- **MATERIALS PROVIDED**
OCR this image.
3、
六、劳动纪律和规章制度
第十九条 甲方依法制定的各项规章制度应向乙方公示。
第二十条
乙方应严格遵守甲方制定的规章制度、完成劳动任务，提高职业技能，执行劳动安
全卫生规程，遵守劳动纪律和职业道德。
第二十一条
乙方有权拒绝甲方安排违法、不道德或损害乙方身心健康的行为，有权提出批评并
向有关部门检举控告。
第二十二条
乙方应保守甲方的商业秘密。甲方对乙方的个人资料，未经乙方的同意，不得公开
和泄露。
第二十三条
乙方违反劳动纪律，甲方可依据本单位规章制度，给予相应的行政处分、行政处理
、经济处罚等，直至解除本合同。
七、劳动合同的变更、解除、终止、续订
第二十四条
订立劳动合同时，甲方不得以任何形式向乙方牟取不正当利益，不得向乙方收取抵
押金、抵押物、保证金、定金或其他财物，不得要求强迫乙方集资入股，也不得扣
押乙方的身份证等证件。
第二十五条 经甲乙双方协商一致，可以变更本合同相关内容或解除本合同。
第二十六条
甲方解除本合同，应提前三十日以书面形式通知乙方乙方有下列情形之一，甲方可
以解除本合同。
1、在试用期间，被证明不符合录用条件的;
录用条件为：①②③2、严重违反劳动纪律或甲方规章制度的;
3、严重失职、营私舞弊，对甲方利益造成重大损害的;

- **EXERCISE**
Exactly as written, please output every entry.

- **TASK ANSWER**
OCR this image.
3、
六、劳动纪律和规章制度
第十九条 甲方依法制定的各项规章制度应向乙方公示。
第二十条
乙方应严格遵守甲方制定的规章制度、完成劳动任务，提高职业技能，执行劳动安
全卫生规程，遵守劳动纪律和职业道德。
第二十一条
乙方有权拒绝甲方安排违法、不道德或损害乙方身心健康的行为，有权提出批评并
向有关部门检举控告。
第二十二条
乙方应保守甲方的商业秘密。甲方对乙方的个人资料，未经乙方的同意，不得公开
和泄露。
第二十三条
乙方违反劳动纪律，甲方可依据本单位规章制度，给予相应的行政处分、行政处理
、经济处罚等，直至解除本合同。
七、劳动合同的变更、解除、终止、续订
第二十四条
订立劳动合同时，甲方不得以任何形式向乙方牟取不正当利益，不得向乙方收取抵
押金、抵押物、保证金、定金或其他财物，不得要求强迫乙方集资入股，也不得扣
押乙方的身份证等证件。
第二十五条 经甲乙双方协商一致，可以变更本合同相关内容或解除本合同。
第二十六条
甲方解除本合同，应提前三十日以书面形式通知乙方乙方有下列情形之一，甲方可
以解除本合同。
1、在试用期间，被证明不符合录用条件的;
录用条件为：①②③2、严重违反劳动纪律或甲方规章制度的;
3、严重失职、营私舞弊，对甲方利益造成重大损害的;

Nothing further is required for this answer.